**WHAT THE EXERCISE ASKS**. Find the word "City" in the records below. List each line containing it.

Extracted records
»»
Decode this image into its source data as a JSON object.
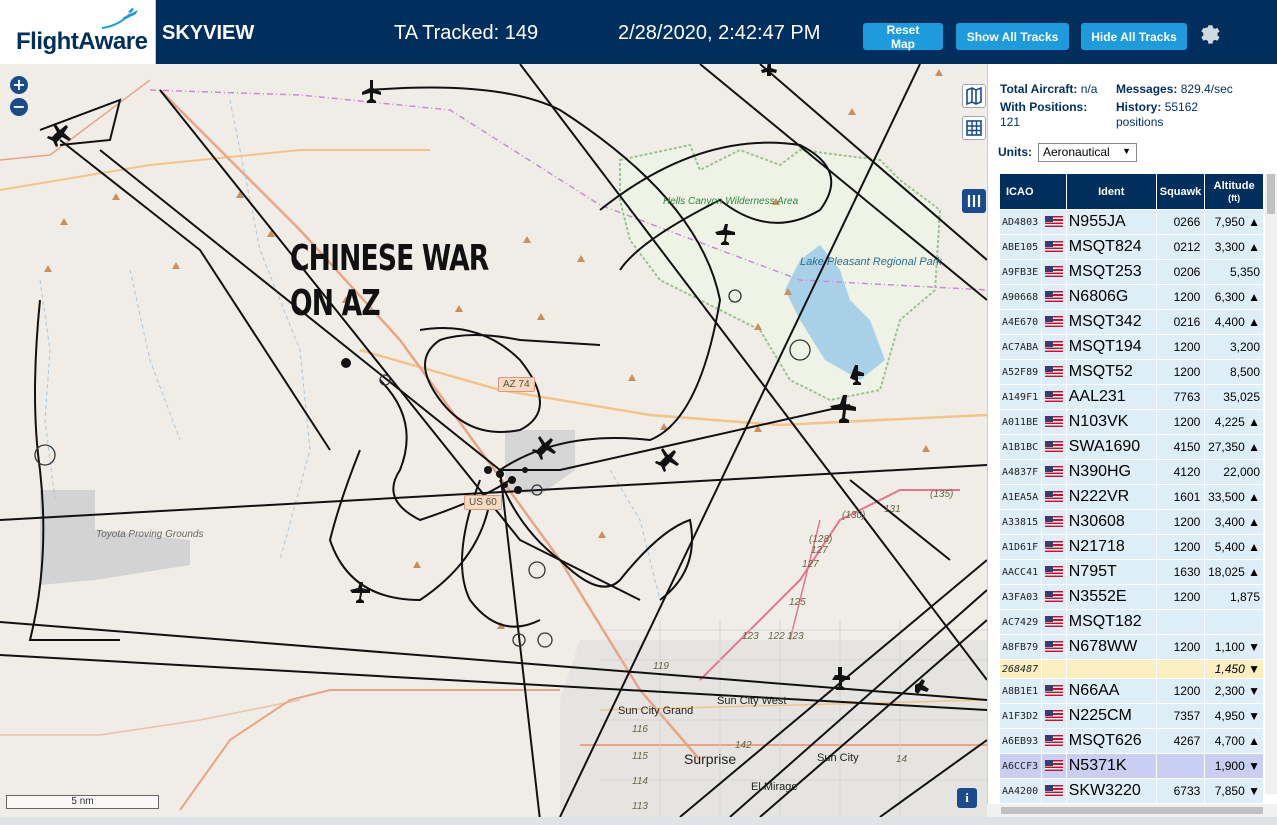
{
  "header": {
    "logo_text": "FlightAware",
    "app_name": "SKYVIEW",
    "tracked": "TA Tracked: 149",
    "datetime": "2/28/2020, 2:42:47 PM",
    "buttons": {
      "reset": "Reset Map",
      "show_all": "Show All Tracks",
      "hide_all": "Hide All Tracks"
    },
    "settings_icon": "gear-icon"
  },
  "map": {
    "overlay_title": "CHINESE WAR\nON AZ",
    "zoom_in": "+",
    "zoom_out": "−",
    "scale": "5 nm",
    "info": "i",
    "labels": {
      "hells_canyon": "Hells Canyon\nWilderness\nArea",
      "lake_pleasant": "Lake Pleasant\nRegional\nPark",
      "toyota": "Toyota\nProving\nGrounds",
      "sun_city_grand": "Sun City Grand",
      "sun_city_west": "Sun City West",
      "sun_city": "Sun City",
      "surprise": "Surprise",
      "el_mirage": "El Mirage"
    },
    "shields": {
      "az74": "AZ 74",
      "us60": "US 60"
    },
    "route_numbers": [
      "(135)",
      "(130)",
      "131",
      "(128)",
      "127",
      "127",
      "125",
      "123",
      "119",
      "116",
      "115",
      "114",
      "113",
      "142",
      "123",
      "122",
      "14"
    ]
  },
  "stats": {
    "total_aircraft_label": "Total Aircraft:",
    "total_aircraft_value": "n/a",
    "messages_label": "Messages:",
    "messages_value": "829.4/sec",
    "with_positions_label": "With Positions:",
    "with_positions_value": "121",
    "history_label": "History:",
    "history_value": "55162",
    "history_unit": "positions"
  },
  "units": {
    "label": "Units:",
    "selected": "Aeronautical"
  },
  "table": {
    "headers": {
      "icao": "ICAO",
      "ident": "Ident",
      "squawk": "Squawk",
      "altitude": "Altitude",
      "altitude_unit": "(ft)"
    },
    "rows": [
      {
        "icao": "AD4803",
        "ident": "N955JA",
        "squawk": "0266",
        "alt": "7,950 ▲"
      },
      {
        "icao": "ABE105",
        "ident": "MSQT824",
        "squawk": "0212",
        "alt": "3,300 ▲"
      },
      {
        "icao": "A9FB3E",
        "ident": "MSQT253",
        "squawk": "0206",
        "alt": "5,350"
      },
      {
        "icao": "A90668",
        "ident": "N6806G",
        "squawk": "1200",
        "alt": "6,300 ▲"
      },
      {
        "icao": "A4E670",
        "ident": "MSQT342",
        "squawk": "0216",
        "alt": "4,400 ▲"
      },
      {
        "icao": "AC7ABA",
        "ident": "MSQT194",
        "squawk": "1200",
        "alt": "3,200"
      },
      {
        "icao": "A52F89",
        "ident": "MSQT52",
        "squawk": "1200",
        "alt": "8,500"
      },
      {
        "icao": "A149F1",
        "ident": "AAL231",
        "squawk": "7763",
        "alt": "35,025"
      },
      {
        "icao": "A011BE",
        "ident": "N103VK",
        "squawk": "1200",
        "alt": "4,225 ▲"
      },
      {
        "icao": "A1B1BC",
        "ident": "SWA1690",
        "squawk": "4150",
        "alt": "27,350 ▲"
      },
      {
        "icao": "A4837F",
        "ident": "N390HG",
        "squawk": "4120",
        "alt": "22,000"
      },
      {
        "icao": "A1EA5A",
        "ident": "N222VR",
        "squawk": "1601",
        "alt": "33,500 ▲"
      },
      {
        "icao": "A33815",
        "ident": "N30608",
        "squawk": "1200",
        "alt": "3,400 ▲"
      },
      {
        "icao": "A1D61F",
        "ident": "N21718",
        "squawk": "1200",
        "alt": "5,400 ▲"
      },
      {
        "icao": "AACC41",
        "ident": "N795T",
        "squawk": "1630",
        "alt": "18,025 ▲"
      },
      {
        "icao": "A3FA03",
        "ident": "N3552E",
        "squawk": "1200",
        "alt": "1,875"
      },
      {
        "icao": "AC7429",
        "ident": "MSQT182",
        "squawk": "",
        "alt": ""
      },
      {
        "icao": "A8FB79",
        "ident": "N678WW",
        "squawk": "1200",
        "alt": "1,100 ▼"
      },
      {
        "icao": "268487",
        "ident": "",
        "squawk": "",
        "alt": "1,450 ▼",
        "style": "noident"
      },
      {
        "icao": "A8B1E1",
        "ident": "N66AA",
        "squawk": "1200",
        "alt": "2,300 ▼"
      },
      {
        "icao": "A1F3D2",
        "ident": "N225CM",
        "squawk": "7357",
        "alt": "4,950 ▼"
      },
      {
        "icao": "A6EB93",
        "ident": "MSQT626",
        "squawk": "4267",
        "alt": "4,700 ▲"
      },
      {
        "icao": "A6CCF3",
        "ident": "N5371K",
        "squawk": "",
        "alt": "1,900 ▼",
        "style": "selected"
      },
      {
        "icao": "AA4200",
        "ident": "SKW3220",
        "squawk": "6733",
        "alt": "7,850 ▼"
      }
    ]
  },
  "colors": {
    "header_bg": "#002f5d",
    "button_bg": "#1e9bdc",
    "row_bg": "#deeef9",
    "selected_row": "#c9cff3",
    "noident_row": "#fbeec0",
    "map_bg": "#efede6",
    "water": "#a8d1e8",
    "park_border": "#9dc38d"
  }
}
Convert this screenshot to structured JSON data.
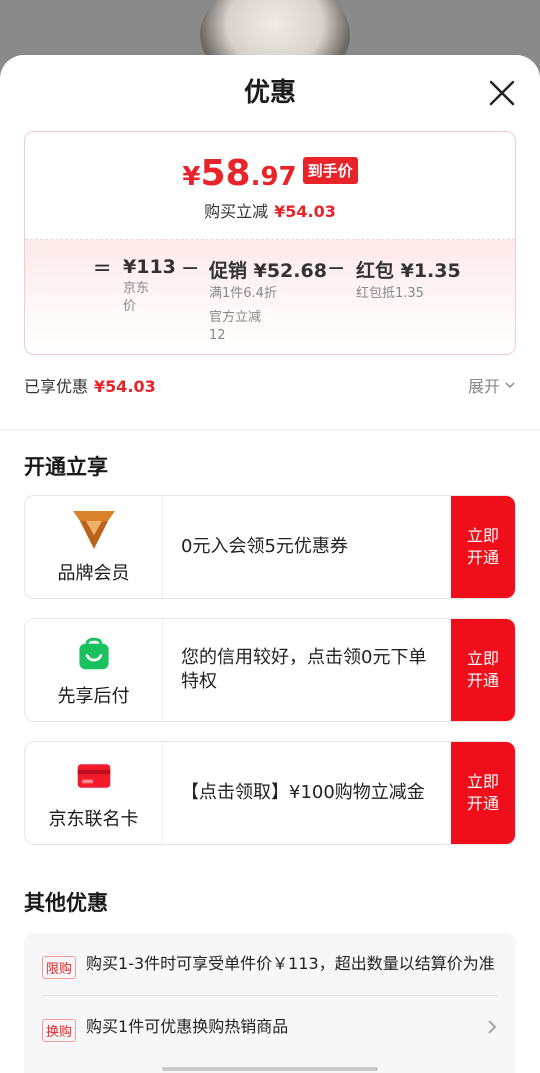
««
**CORRECT RESULT**.
      "sun_city_grand": "Sun City Grand",
      "sun_city_west": "Sun City West",
      "sun_city": "Sun City",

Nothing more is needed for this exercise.